Set problem
Change "interactable" to "clickable" in the lines starting with the line containing "tree-group-personal[interactable]: 个人工作区 <box>536" and going on through the line containing "cell-start-time: 2023-05-24 21:20:... <box>793 560", leaving everything else as it is. Give back only those lines.

Records
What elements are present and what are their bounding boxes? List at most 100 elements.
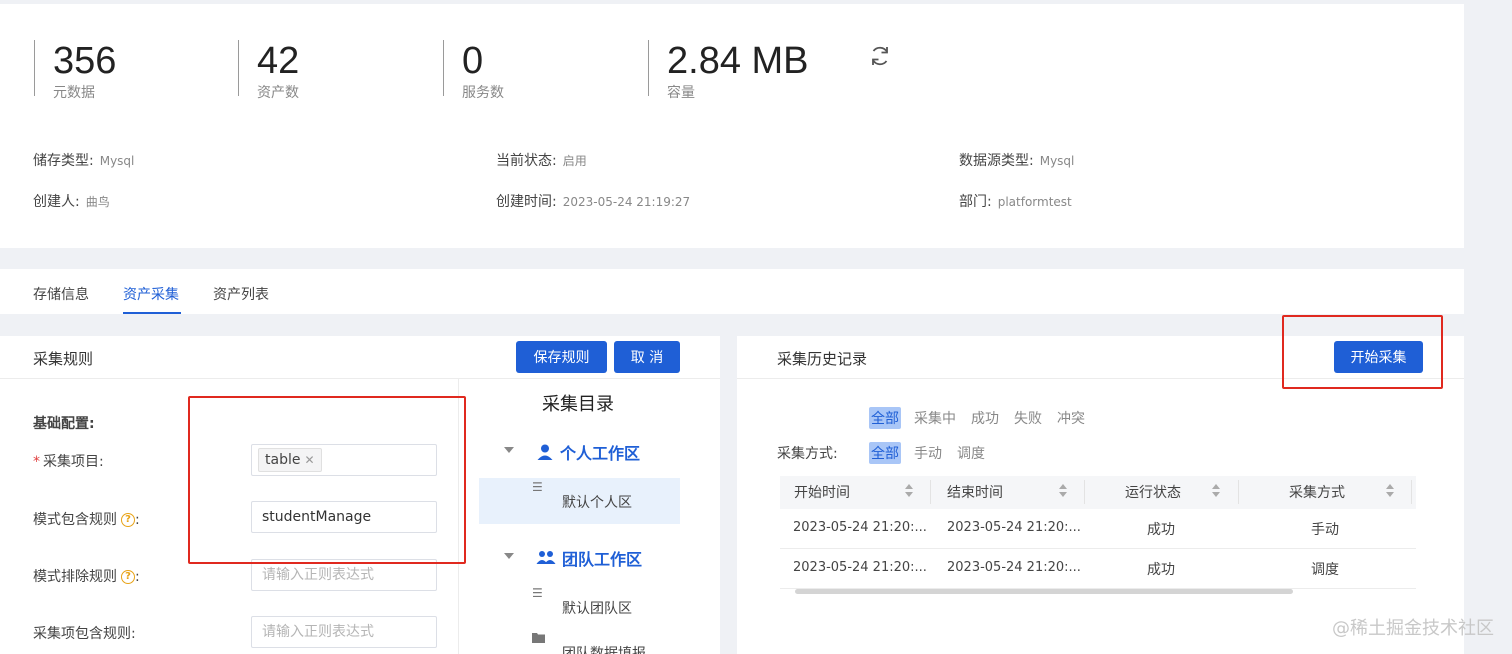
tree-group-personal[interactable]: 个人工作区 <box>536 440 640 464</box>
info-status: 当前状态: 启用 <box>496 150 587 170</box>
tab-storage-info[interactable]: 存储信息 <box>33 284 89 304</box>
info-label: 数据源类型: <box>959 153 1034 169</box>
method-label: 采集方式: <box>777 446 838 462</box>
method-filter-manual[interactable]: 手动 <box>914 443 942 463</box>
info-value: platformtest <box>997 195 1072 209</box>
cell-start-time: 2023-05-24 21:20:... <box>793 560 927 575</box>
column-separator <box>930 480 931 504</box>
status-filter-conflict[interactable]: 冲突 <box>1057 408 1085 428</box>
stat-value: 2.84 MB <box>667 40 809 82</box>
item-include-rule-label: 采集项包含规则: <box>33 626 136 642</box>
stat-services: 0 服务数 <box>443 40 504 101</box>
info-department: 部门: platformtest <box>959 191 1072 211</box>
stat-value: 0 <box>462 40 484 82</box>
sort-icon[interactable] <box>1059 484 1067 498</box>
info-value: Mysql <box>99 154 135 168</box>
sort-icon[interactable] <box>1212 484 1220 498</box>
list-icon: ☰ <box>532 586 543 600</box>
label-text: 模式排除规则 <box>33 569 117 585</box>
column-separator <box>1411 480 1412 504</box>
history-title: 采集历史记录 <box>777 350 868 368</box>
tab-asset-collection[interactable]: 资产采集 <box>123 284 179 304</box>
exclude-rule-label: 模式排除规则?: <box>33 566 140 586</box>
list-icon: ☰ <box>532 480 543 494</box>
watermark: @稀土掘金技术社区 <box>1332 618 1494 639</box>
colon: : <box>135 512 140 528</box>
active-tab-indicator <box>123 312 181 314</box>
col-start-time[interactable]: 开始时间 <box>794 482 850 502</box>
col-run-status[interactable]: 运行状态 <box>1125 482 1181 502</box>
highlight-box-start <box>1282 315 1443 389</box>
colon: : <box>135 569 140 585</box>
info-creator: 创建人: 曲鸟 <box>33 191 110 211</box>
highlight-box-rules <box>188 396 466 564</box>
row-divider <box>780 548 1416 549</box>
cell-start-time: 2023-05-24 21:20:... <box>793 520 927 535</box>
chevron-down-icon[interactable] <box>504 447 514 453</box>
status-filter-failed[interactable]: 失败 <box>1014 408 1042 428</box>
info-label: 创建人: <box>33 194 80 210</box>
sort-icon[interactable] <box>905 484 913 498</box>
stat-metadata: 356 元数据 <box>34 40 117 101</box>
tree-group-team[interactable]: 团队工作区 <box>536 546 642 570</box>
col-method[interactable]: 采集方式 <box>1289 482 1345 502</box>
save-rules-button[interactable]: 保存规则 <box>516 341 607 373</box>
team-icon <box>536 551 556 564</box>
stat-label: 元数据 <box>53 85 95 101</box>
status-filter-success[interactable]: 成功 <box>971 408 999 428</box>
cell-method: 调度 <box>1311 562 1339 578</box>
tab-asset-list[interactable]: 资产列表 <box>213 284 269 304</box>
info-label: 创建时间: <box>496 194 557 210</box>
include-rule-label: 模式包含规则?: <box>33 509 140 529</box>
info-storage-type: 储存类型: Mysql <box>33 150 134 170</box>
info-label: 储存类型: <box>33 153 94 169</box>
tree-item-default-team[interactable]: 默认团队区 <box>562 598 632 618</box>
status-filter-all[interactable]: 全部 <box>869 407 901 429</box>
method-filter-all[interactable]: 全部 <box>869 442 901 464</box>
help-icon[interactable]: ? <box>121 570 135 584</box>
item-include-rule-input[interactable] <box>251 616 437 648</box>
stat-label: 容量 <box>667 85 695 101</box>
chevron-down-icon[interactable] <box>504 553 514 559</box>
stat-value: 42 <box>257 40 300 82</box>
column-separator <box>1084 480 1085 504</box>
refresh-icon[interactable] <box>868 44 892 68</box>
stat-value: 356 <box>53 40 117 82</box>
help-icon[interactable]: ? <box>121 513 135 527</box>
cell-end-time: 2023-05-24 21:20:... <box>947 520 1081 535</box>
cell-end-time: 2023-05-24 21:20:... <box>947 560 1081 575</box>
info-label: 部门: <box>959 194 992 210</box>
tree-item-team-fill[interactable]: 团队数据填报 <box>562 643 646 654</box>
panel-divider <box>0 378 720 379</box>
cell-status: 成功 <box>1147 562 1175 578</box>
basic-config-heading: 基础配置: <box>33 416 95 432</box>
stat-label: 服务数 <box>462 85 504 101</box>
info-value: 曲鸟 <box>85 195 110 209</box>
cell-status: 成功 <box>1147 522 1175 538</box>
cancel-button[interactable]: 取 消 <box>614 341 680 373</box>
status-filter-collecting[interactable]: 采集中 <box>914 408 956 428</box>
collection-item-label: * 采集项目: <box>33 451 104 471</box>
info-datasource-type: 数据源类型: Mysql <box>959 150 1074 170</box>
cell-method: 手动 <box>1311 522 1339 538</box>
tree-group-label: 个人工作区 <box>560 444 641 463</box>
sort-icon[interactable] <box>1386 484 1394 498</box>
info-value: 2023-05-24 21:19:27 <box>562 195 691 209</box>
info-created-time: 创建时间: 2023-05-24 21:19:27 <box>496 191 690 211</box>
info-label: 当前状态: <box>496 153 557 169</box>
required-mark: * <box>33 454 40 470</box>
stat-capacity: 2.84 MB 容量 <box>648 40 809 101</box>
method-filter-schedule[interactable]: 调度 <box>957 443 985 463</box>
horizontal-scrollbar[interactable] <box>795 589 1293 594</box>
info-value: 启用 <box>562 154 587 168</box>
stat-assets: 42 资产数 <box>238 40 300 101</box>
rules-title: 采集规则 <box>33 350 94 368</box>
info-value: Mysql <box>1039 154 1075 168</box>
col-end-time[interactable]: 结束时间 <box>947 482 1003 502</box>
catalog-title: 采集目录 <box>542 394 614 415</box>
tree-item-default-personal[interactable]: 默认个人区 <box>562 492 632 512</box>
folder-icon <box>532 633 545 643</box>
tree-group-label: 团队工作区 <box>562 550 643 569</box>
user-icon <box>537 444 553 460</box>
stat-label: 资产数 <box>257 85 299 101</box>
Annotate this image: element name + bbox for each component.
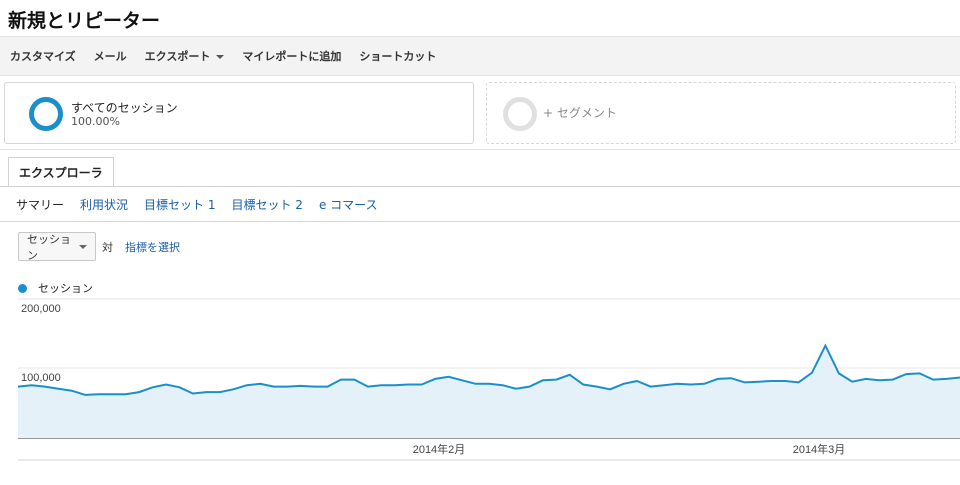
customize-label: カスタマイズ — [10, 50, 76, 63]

Expected answer
tree-group-personal[clickable]: 个人工作区 <box>536 440 640 464</box>
info-status: 当前状态: 启用 <box>496 150 587 170</box>
tab-storage-info[clickable]: 存储信息 <box>33 284 89 304</box>
info-label: 数据源类型: <box>959 153 1034 169</box>
method-label: 采集方式: <box>777 446 838 462</box>
method-filter-manual[clickable]: 手动 <box>914 443 942 463</box>
info-value: platformtest <box>997 195 1072 209</box>
cell-start-time: 2023-05-24 21:20:... <box>793 560 927 575</box>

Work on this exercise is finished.